== Available data ==

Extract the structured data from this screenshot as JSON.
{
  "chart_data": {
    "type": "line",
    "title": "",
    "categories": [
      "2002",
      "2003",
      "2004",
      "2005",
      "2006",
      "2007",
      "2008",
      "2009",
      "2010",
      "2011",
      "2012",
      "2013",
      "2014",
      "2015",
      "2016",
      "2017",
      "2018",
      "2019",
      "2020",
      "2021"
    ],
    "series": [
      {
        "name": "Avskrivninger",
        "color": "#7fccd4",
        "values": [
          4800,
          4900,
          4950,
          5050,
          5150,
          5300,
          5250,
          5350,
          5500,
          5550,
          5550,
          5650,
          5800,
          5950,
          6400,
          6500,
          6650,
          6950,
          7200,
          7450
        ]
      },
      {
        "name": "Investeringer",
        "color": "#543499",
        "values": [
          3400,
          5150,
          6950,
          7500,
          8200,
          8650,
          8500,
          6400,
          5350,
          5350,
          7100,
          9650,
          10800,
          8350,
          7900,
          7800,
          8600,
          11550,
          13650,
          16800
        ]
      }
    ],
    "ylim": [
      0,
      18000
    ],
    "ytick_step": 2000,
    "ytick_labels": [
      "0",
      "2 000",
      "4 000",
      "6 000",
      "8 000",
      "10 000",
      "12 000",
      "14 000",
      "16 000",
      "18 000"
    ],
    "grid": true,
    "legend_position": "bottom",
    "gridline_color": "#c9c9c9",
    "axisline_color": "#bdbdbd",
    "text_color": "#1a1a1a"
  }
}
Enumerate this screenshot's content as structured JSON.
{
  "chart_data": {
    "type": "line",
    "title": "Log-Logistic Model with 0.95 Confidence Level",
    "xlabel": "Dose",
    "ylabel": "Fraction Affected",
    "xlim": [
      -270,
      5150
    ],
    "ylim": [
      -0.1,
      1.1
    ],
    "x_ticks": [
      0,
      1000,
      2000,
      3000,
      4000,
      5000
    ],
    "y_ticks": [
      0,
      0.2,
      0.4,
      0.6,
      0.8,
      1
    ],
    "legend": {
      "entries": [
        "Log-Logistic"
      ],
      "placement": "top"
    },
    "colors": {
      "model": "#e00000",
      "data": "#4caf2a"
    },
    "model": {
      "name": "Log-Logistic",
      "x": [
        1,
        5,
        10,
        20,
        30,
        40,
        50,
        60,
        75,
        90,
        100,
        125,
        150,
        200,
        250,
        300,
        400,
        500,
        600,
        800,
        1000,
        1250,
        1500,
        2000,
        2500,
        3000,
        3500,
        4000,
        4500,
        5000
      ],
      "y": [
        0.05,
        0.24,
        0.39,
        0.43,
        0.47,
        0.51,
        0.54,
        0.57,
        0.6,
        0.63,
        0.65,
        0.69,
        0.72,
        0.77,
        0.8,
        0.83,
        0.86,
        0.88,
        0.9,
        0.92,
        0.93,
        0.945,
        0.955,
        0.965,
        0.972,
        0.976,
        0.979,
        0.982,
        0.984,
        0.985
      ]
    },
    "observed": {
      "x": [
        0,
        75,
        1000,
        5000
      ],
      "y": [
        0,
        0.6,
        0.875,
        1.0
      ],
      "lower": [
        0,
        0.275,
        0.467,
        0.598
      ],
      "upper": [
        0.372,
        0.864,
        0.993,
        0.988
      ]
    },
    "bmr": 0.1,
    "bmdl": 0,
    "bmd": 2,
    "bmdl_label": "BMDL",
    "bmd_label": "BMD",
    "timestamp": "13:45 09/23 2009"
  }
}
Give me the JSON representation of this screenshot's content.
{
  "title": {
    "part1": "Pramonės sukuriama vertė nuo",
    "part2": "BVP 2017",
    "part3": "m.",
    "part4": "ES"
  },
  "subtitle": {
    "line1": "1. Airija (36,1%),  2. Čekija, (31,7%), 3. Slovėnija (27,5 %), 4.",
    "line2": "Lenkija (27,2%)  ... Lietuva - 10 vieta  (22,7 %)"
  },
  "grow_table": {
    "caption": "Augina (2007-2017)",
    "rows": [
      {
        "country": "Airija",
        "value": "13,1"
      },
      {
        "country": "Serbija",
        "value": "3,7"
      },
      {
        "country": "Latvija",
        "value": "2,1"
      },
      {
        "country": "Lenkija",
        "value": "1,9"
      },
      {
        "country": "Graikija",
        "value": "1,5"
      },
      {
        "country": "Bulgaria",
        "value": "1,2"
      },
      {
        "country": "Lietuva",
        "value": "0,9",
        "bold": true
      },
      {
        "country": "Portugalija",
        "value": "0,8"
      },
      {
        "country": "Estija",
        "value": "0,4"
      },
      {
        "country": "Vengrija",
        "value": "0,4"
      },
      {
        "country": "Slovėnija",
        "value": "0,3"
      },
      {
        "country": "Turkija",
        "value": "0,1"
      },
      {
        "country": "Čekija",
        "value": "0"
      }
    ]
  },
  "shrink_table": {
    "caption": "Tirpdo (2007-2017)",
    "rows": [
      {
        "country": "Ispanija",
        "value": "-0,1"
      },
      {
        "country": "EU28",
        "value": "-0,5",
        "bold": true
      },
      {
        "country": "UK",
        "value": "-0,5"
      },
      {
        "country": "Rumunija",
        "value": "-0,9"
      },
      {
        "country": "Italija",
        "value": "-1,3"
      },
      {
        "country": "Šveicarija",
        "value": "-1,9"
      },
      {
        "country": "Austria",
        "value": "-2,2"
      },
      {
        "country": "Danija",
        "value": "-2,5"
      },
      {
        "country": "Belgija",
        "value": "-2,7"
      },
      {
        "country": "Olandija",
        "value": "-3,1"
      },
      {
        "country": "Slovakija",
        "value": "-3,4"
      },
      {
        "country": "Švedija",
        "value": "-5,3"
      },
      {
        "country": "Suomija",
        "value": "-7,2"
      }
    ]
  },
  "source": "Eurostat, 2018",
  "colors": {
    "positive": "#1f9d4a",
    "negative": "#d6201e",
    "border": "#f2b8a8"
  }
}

== Your instructions ==
Reproduce each line verbatim.

== Solution for this task ==
Extract the structured data from this screenshot as JSON.
{
  "chart_data": {
    "type": "line",
    "title": "",
    "categories": [
      "2002",
      "2003",
      "2004",
      "2005",
      "2006",
      "2007",
      "2008",
      "2009",
      "2010",
      "2011",
      "2012",
      "2013",
      "2014",
      "2015",
      "2016",
      "2017",
      "2018",
      "2019",
      "2020",
      "2021"
    ],
    "series": [
      {
        "name": "Avskrivninger",
        "color": "#7fccd4",
        "values": [
          4800,
          4900,
          4950,
          5050,
          5150,
          5300,
          5250,
          5350,
          5500,
          5550,
          5550,
          5650,
          5800,
          5950,
          6400,
          6500,
          6650,
          6950,
          7200,
          7450
        ]
      },
      {
        "name": "Investeringer",
        "color": "#543499",
        "values": [
          3400,
          5150,
          6950,
          7500,
          8200,
          8650,
          8500,
          6400,
          5350,
          5350,
          7100,
          9650,
          10800,
          8350,
          7900,
          7800,
          8600,
          11550,
          13650,
          16800
        ]
      }
    ],
    "ylim": [
      0,
      18000
    ],
    "ytick_step": 2000,
    "ytick_labels": [
      "0",
      "2 000",
      "4 000",
      "6 000",
      "8 000",
      "10 000",
      "12 000",
      "14 000",
      "16 000",
      "18 000"
    ],
    "grid": true,
    "legend_position": "bottom",
    "gridline_color": "#c9c9c9",
    "axisline_color": "#bdbdbd",
    "text_color": "#1a1a1a"
  }
}
Enumerate this screenshot's content as structured JSON.
{
  "chart_data": {
    "type": "line",
    "title": "Log-Logistic Model with 0.95 Confidence Level",
    "xlabel": "Dose",
    "ylabel": "Fraction Affected",
    "xlim": [
      -270,
      5150
    ],
    "ylim": [
      -0.1,
      1.1
    ],
    "x_ticks": [
      0,
      1000,
      2000,
      3000,
      4000,
      5000
    ],
    "y_ticks": [
      0,
      0.2,
      0.4,
      0.6,
      0.8,
      1
    ],
    "legend": {
      "entries": [
        "Log-Logistic"
      ],
      "placement": "top"
    },
    "colors": {
      "model": "#e00000",
      "data": "#4caf2a"
    },
    "model": {
      "name": "Log-Logistic",
      "x": [
        1,
        5,
        10,
        20,
        30,
        40,
        50,
        60,
        75,
        90,
        100,
        125,
        150,
        200,
        250,
        300,
        400,
        500,
        600,
        800,
        1000,
        1250,
        1500,
        2000,
        2500,
        3000,
        3500,
        4000,
        4500,
        5000
      ],
      "y": [
        0.05,
        0.24,
        0.39,
        0.43,
        0.47,
        0.51,
        0.54,
        0.57,
        0.6,
        0.63,
        0.65,
        0.69,
        0.72,
        0.77,
        0.8,
        0.83,
        0.86,
        0.88,
        0.9,
        0.92,
        0.93,
        0.945,
        0.955,
        0.965,
        0.972,
        0.976,
        0.979,
        0.982,
        0.984,
        0.985
      ]
    },
    "observed": {
      "x": [
        0,
        75,
        1000,
        5000
      ],
      "y": [
        0,
        0.6,
        0.875,
        1.0
      ],
      "lower": [
        0,
        0.275,
        0.467,
        0.598
      ],
      "upper": [
        0.372,
        0.864,
        0.993,
        0.988
      ]
    },
    "bmr": 0.1,
    "bmdl": 0,
    "bmd": 2,
    "bmdl_label": "BMDL",
    "bmd_label": "BMD",
    "timestamp": "13:45 09/23 2009"
  }
}
Give me the JSON representation of this screenshot's content.
{
  "title": {
    "part1": "Pramonės sukuriama vertė nuo",
    "part2": "BVP 2017",
    "part3": "m.",
    "part4": "ES"
  },
  "subtitle": {
    "line1": "1. Airija (36,1%),  2. Čekija, (31,7%), 3. Slovėnija (27,5 %), 4.",
    "line2": "Lenkija (27,2%)  ... Lietuva - 10 vieta  (22,7 %)"
  },
  "grow_table": {
    "caption": "Augina (2007-2017)",
    "rows": [
      {
        "country": "Airija",
        "value": "13,1"
      },
      {
        "country": "Serbija",
        "value": "3,7"
      },
      {
        "country": "Latvija",
        "value": "2,1"
      },
      {
        "country": "Lenkija",
        "value": "1,9"
      },
      {
        "country": "Graikija",
        "value": "1,5"
      },
      {
        "country": "Bulgaria",
        "value": "1,2"
      },
      {
        "country": "Lietuva",
        "value": "0,9",
        "bold": true
      },
      {
        "country": "Portugalija",
        "value": "0,8"
      },
      {
        "country": "Estija",
        "value": "0,4"
      },
      {
        "country": "Vengrija",
        "value": "0,4"
      },
      {
        "country": "Slovėnija",
        "value": "0,3"
      },
      {
        "country": "Turkija",
        "value": "0,1"
      },
      {
        "country": "Čekija",
        "value": "0"
      }
    ]
  },
  "shrink_table": {
    "caption": "Tirpdo (2007-2017)",
    "rows": [
      {
        "country": "Ispanija",
        "value": "-0,1"
      },
      {
        "country": "EU28",
        "value": "-0,5",
        "bold": true
      },
      {
        "country": "UK",
        "value": "-0,5"
      },
      {
        "country": "Rumunija",
        "value": "-0,9"
      },
      {
        "country": "Italija",
        "value": "-1,3"
      },
      {
        "country": "Šveicarija",
        "value": "-1,9"
      },
      {
        "country": "Austria",
        "value": "-2,2"
      },
      {
        "country": "Danija",
        "value": "-2,5"
      },
      {
        "country": "Belgija",
        "value": "-2,7"
      },
      {
        "country": "Olandija",
        "value": "-3,1"
      },
      {
        "country": "Slovakija",
        "value": "-3,4"
      },
      {
        "country": "Švedija",
        "value": "-5,3"
      },
      {
        "country": "Suomija",
        "value": "-7,2"
      }
    ]
  },
  "source": "Eurostat, 2018",
  "colors": {
    "positive": "#1f9d4a",
    "negative": "#d6201e",
    "border": "#f2b8a8"
  }
}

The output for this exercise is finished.